▸ **TASK**: Can you reproduce every line of the items below, word for word?

---------- ENTRIES SHOWN ----------

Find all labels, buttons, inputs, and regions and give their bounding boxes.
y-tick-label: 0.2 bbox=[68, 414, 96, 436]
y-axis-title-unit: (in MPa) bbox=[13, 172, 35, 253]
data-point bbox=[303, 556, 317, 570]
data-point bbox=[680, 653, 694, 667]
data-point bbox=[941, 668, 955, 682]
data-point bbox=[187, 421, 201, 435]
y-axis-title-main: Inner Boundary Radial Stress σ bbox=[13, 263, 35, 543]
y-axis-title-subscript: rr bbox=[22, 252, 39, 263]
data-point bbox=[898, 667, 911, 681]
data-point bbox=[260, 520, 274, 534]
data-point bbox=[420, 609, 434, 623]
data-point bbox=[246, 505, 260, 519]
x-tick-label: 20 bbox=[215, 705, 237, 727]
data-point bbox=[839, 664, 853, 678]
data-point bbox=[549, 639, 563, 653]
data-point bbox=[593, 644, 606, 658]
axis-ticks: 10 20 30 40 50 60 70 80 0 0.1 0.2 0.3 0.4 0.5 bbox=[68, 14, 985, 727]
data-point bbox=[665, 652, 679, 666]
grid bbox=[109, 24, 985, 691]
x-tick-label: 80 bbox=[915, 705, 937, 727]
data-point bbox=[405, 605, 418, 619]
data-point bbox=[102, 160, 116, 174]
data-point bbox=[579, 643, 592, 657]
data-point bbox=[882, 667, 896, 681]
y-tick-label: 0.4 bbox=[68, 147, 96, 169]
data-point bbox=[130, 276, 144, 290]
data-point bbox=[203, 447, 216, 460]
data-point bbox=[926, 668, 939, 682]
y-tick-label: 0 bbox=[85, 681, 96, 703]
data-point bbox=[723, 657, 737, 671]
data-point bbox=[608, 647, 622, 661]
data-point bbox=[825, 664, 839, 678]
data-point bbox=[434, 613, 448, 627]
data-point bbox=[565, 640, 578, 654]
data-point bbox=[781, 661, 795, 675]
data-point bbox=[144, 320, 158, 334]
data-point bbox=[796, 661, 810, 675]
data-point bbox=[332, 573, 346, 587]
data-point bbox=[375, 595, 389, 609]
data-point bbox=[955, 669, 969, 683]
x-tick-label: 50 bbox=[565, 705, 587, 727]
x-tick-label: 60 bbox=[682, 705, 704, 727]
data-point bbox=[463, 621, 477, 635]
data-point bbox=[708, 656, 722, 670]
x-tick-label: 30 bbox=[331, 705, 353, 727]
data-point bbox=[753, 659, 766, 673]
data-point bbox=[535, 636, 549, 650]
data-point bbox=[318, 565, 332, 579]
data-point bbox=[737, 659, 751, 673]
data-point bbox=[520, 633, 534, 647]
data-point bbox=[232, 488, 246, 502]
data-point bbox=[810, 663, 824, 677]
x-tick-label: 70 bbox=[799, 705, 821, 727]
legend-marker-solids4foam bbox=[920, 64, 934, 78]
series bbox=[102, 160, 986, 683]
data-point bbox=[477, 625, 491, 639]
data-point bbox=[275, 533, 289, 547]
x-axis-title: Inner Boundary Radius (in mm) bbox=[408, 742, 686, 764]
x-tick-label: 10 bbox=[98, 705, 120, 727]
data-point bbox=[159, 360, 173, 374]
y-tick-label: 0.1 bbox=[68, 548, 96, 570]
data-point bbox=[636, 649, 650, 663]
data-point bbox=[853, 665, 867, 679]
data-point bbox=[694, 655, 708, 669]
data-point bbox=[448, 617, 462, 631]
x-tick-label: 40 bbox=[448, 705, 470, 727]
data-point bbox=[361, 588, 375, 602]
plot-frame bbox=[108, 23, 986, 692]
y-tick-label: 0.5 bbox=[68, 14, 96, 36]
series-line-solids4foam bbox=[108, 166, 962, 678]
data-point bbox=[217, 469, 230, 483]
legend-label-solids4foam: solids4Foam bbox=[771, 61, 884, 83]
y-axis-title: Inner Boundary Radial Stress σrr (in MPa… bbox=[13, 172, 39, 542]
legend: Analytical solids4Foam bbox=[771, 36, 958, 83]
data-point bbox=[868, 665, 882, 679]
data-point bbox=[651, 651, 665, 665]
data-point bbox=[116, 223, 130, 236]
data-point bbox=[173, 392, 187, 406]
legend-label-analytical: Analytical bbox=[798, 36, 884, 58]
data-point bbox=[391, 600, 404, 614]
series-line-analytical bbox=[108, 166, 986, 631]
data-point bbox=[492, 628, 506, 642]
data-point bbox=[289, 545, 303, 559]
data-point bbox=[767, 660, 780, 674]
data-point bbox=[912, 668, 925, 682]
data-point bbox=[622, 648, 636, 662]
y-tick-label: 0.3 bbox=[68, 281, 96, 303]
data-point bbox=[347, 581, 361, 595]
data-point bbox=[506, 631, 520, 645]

----------

▸ **SOLVED EXERCISE**:
Find all labels, buttons, inputs, and regions and give their bounding boxes.
y-tick-label: 0.2 bbox=[68, 414, 96, 436]
y-axis-title-unit: (in MPa) bbox=[13, 172, 35, 253]
data-point bbox=[303, 556, 317, 570]
data-point bbox=[680, 653, 694, 667]
data-point bbox=[941, 668, 955, 682]
data-point bbox=[187, 421, 201, 435]
y-axis-title-main: Inner Boundary Radial Stress σ bbox=[13, 263, 35, 543]
y-axis-title-subscript: rr bbox=[22, 252, 39, 263]
data-point bbox=[898, 667, 911, 681]
data-point bbox=[260, 520, 274, 534]
data-point bbox=[420, 609, 434, 623]
data-point bbox=[246, 505, 260, 519]
x-tick-label: 20 bbox=[215, 705, 237, 727]
data-point bbox=[839, 664, 853, 678]
data-point bbox=[549, 639, 563, 653]
data-point bbox=[593, 644, 606, 658]
axis-ticks: 10 20 30 40 50 60 70 80 0 0.1 0.2 0.3 0.4 0.5 bbox=[68, 14, 985, 727]
data-point bbox=[665, 652, 679, 666]
grid bbox=[109, 24, 985, 691]
x-tick-label: 80 bbox=[915, 705, 937, 727]
data-point bbox=[405, 605, 418, 619]
data-point bbox=[102, 160, 116, 174]
data-point bbox=[579, 643, 592, 657]
data-point bbox=[882, 667, 896, 681]
y-tick-label: 0.4 bbox=[68, 147, 96, 169]
data-point bbox=[130, 276, 144, 290]
data-point bbox=[203, 447, 216, 460]
data-point bbox=[926, 668, 939, 682]
y-tick-label: 0 bbox=[85, 681, 96, 703]
data-point bbox=[723, 657, 737, 671]
data-point bbox=[608, 647, 622, 661]
data-point bbox=[825, 664, 839, 678]
data-point bbox=[434, 613, 448, 627]
data-point bbox=[565, 640, 578, 654]
data-point bbox=[781, 661, 795, 675]
data-point bbox=[144, 320, 158, 334]
data-point bbox=[796, 661, 810, 675]
data-point bbox=[332, 573, 346, 587]
data-point bbox=[375, 595, 389, 609]
data-point bbox=[955, 669, 969, 683]
x-tick-label: 50 bbox=[565, 705, 587, 727]
x-tick-label: 60 bbox=[682, 705, 704, 727]
data-point bbox=[463, 621, 477, 635]
data-point bbox=[708, 656, 722, 670]
x-tick-label: 30 bbox=[331, 705, 353, 727]
data-point bbox=[753, 659, 766, 673]
data-point bbox=[535, 636, 549, 650]
data-point bbox=[318, 565, 332, 579]
data-point bbox=[737, 659, 751, 673]
data-point bbox=[520, 633, 534, 647]
data-point bbox=[232, 488, 246, 502]
data-point bbox=[810, 663, 824, 677]
x-tick-label: 70 bbox=[799, 705, 821, 727]
legend-marker-solids4foam bbox=[920, 64, 934, 78]
series bbox=[102, 160, 986, 683]
data-point bbox=[477, 625, 491, 639]
data-point bbox=[275, 533, 289, 547]
x-axis-title: Inner Boundary Radius (in mm) bbox=[408, 742, 686, 764]
x-tick-label: 10 bbox=[98, 705, 120, 727]
data-point bbox=[159, 360, 173, 374]
y-tick-label: 0.1 bbox=[68, 548, 96, 570]
data-point bbox=[636, 649, 650, 663]
data-point bbox=[853, 665, 867, 679]
data-point bbox=[694, 655, 708, 669]
data-point bbox=[448, 617, 462, 631]
x-tick-label: 40 bbox=[448, 705, 470, 727]
data-point bbox=[361, 588, 375, 602]
plot-frame bbox=[108, 23, 986, 692]
y-tick-label: 0.5 bbox=[68, 14, 96, 36]
series-line-solids4foam bbox=[108, 166, 962, 678]
data-point bbox=[217, 469, 230, 483]
legend-label-solids4foam: solids4Foam bbox=[771, 61, 884, 83]
y-axis-title: Inner Boundary Radial Stress σrr (in MPa… bbox=[13, 172, 39, 542]
legend: Analytical solids4Foam bbox=[771, 36, 958, 83]
data-point bbox=[868, 665, 882, 679]
data-point bbox=[651, 651, 665, 665]
data-point bbox=[116, 223, 130, 236]
data-point bbox=[173, 392, 187, 406]
legend-label-analytical: Analytical bbox=[798, 36, 884, 58]
data-point bbox=[391, 600, 404, 614]
series-line-analytical bbox=[108, 166, 986, 631]
data-point bbox=[492, 628, 506, 642]
data-point bbox=[289, 545, 303, 559]
data-point bbox=[767, 660, 780, 674]
data-point bbox=[912, 668, 925, 682]
data-point bbox=[622, 648, 636, 662]
y-tick-label: 0.3 bbox=[68, 281, 96, 303]
data-point bbox=[347, 581, 361, 595]
data-point bbox=[506, 631, 520, 645]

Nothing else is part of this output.